══ DOCUMENT PASSAGE ══
Monday, April 30, 2012

And then we get cancer


Rather Clever Plan to Successfully Avoid Missing Summer

1. Take tanning breaks.

I know; this is beyond brilliant. This is how I plan on convincing my boss.

Convincing Justification

1. I will not wear shorts. Just pull my pants up high enough to reveal my charming ankles.

2. My doctor reported a vitamin D deficiency **Cough** last September.

3. People take smoke breaks so I should take tanning breaks. Then we can both get cancer.

But since its still spring here are some things I love (and sometimes don’t love so much) about springtime in Afghanistan:

Dust Storms. They’re beautiful. The sky turns this amazing yellow and then when you walk outside you immediately inhale a sand box. Gross.


The Morning
The Afternoon


When it rains here everything floods. This time it flooded so bad the water was entering the education center. The guys began moving sandbags and dealing with the excess water. I took pictures, like a normal, helpful person. 






Sheryl about to fall in
Elvis washing his hands in the dirty mud water
There are actually flowers! The trees here are called Bagram trees and they smell great. Unfortunately, the last wind storm stripped the trees of the flowers but it was really pretty for awhile. 



Our new Education Center sign designed by me and Word Art


The Bagram mountains (Hindu Kush Mtns) taken from a helicopter by a friend

Friday, April 20, 2012

Worst Idea in the History of Ever

Last summer I started watching Criminal Minds. A couple of nights ago, I remembered how much I loved it and decided to catch up on some episodes while working late. 

Some things that I may have forgotten:

1. The show scares the crap out of me. I probably only watch 10 of the 40 minutes.

2. Last summer, in order to avoid the Criminal Minds invoked terror I only watched in the middle of the day or if guys were present. Also I slept on a mattress on the floor with my roommate the entire summer. If one of us were to get kidnapped the bad guy better have planned ahead and had room in the trunk for two. Side note-we lived in one of the top ten safest towns in the United States.
═══
══ ENTRIES PROVIDED ══
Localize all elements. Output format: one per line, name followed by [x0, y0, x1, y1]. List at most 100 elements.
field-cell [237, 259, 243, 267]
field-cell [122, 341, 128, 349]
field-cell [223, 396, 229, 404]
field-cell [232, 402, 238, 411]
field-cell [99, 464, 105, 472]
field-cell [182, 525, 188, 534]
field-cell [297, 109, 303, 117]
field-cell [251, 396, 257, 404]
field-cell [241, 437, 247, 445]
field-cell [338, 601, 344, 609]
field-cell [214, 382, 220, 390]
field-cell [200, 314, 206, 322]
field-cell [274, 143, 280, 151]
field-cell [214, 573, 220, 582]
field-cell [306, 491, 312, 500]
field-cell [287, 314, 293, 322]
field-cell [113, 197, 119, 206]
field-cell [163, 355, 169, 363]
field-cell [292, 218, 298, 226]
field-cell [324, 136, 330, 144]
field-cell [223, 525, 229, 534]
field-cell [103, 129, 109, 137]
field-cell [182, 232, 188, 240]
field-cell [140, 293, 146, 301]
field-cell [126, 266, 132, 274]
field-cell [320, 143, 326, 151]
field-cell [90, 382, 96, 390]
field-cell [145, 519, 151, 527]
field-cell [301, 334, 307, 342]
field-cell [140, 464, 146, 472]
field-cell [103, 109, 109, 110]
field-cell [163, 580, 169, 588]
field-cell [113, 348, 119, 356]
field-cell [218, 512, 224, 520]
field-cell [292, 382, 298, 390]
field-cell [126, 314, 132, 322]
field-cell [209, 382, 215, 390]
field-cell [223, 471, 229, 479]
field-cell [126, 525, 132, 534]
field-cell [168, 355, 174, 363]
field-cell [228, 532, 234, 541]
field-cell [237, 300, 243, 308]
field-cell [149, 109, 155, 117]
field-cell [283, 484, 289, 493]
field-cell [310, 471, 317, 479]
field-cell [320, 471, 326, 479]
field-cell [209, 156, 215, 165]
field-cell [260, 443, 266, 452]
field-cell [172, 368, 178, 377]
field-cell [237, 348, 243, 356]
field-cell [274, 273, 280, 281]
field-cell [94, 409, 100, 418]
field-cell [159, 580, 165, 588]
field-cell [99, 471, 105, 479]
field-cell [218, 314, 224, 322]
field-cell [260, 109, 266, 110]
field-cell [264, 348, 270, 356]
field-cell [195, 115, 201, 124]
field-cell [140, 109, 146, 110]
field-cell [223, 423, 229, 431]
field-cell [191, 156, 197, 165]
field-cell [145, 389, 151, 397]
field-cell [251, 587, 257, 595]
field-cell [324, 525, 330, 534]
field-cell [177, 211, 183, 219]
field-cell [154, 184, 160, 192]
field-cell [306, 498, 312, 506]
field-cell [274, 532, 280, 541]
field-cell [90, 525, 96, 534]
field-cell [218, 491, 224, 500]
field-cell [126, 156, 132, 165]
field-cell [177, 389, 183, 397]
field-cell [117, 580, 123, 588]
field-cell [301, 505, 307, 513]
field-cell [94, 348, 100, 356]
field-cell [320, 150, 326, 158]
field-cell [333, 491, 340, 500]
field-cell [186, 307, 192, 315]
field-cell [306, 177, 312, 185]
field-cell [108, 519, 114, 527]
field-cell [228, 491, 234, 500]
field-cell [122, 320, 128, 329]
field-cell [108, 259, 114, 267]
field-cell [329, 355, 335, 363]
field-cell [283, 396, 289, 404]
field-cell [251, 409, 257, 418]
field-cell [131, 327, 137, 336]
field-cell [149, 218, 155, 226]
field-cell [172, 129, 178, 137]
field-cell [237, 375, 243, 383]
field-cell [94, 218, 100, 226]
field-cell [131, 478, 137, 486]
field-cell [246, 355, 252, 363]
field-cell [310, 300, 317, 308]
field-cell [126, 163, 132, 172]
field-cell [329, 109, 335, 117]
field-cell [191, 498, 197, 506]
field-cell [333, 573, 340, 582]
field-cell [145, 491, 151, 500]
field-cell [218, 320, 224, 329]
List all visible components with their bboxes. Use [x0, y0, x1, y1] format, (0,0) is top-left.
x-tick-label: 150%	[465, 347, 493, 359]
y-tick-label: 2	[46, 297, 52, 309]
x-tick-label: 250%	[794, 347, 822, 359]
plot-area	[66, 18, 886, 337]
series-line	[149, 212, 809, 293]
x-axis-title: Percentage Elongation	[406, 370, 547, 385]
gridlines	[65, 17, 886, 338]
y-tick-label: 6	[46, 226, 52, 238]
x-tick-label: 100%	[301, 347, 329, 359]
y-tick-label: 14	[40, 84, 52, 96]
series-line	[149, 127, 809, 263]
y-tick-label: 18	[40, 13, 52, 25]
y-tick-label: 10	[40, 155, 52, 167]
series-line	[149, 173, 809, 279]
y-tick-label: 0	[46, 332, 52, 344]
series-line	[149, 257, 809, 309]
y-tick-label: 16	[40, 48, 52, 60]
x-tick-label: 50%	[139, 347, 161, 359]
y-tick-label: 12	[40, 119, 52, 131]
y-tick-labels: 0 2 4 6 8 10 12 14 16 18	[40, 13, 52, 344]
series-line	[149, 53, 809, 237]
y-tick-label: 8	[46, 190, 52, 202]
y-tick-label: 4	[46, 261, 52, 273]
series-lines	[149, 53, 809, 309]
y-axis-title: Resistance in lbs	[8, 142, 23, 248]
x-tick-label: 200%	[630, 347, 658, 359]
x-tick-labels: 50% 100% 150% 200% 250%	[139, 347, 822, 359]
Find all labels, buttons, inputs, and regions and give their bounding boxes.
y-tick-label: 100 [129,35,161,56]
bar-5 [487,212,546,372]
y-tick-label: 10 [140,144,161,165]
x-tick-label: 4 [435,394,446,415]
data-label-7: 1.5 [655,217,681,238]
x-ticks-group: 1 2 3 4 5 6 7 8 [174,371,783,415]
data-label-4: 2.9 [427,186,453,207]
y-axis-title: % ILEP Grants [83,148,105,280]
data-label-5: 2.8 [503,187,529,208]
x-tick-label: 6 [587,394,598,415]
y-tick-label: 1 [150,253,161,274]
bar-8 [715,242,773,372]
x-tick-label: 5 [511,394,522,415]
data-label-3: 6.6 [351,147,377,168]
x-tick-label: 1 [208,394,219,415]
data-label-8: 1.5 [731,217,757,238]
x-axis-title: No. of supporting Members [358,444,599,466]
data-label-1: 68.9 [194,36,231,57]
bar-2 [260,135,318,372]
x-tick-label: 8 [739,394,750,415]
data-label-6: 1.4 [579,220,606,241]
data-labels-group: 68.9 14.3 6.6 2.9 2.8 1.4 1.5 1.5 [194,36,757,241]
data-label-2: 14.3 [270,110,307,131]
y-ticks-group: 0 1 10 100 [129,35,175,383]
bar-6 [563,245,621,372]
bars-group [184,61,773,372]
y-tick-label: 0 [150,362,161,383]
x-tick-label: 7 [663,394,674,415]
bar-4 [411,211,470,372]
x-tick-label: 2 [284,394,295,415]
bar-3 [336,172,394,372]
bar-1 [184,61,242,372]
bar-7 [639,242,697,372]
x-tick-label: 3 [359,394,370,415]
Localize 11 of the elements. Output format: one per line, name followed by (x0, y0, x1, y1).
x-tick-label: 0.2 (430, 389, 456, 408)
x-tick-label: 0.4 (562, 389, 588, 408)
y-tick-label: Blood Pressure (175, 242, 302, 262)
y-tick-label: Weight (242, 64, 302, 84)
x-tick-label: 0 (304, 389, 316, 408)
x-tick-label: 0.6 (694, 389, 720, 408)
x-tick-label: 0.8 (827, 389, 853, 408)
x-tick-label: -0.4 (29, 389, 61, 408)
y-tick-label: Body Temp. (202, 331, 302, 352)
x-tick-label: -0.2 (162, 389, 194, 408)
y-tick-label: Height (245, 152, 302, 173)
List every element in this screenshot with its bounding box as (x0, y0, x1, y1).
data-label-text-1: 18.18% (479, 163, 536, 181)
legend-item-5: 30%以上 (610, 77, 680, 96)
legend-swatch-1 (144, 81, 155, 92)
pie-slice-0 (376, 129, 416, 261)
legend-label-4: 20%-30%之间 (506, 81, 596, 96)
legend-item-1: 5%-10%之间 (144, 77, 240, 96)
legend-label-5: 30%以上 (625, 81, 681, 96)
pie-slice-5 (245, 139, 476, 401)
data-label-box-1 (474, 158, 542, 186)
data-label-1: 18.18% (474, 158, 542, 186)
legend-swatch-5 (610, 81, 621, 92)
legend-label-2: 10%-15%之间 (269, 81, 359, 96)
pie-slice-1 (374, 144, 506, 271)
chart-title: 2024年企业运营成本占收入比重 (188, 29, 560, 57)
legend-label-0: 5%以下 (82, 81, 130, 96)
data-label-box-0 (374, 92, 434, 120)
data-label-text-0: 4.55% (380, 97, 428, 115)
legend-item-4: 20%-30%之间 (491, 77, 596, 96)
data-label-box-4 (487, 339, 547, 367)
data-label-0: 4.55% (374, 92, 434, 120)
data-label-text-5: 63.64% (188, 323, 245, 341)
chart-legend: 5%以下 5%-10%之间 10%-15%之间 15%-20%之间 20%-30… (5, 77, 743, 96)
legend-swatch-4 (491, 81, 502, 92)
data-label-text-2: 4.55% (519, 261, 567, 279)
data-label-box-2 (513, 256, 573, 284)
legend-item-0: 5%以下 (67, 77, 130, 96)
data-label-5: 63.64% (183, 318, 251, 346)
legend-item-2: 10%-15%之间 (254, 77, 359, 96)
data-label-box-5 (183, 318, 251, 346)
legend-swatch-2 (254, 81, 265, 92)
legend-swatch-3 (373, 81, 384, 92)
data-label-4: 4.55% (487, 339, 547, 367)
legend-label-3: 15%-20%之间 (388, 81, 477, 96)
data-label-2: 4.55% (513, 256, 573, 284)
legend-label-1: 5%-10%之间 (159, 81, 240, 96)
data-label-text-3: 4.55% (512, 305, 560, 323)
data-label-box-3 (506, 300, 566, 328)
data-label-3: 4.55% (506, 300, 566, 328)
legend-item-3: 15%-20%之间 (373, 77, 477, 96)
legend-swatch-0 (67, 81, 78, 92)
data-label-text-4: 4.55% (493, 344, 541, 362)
═══
> _WHAT THIS EXERCISE ASKS_:
1) From the blog post, return the stretch from "3. People take" through "normal, helpful person.".
2) In the blog post, rewrite the paragraph beginning "When it rains here everything floods" more briefly, keeping its main facts.

> _SOLUTIONS IN ORDER_:
1)
3. People take smoke breaks so I should take tanning breaks. Then we can both get cancer.

But since its still spring here are some things I love (and sometimes don’t love so much) about springtime in Afghanistan:

Dust Storms. They’re beautiful. The sky turns this amazing yellow and then when you walk outside you immediately inhale a sand box. Gross.


The Morning
The Afternoon


When it rains here everything floods. This time it flooded so bad the water was entering the education center. The guys began moving sandbags and dealing with the excess water. I took pictures, like a normal, helpful person.

2) Rain floods everything here, and this time water got into the education center. The guys moved sandbags and dealt with the excess water while I took pictures.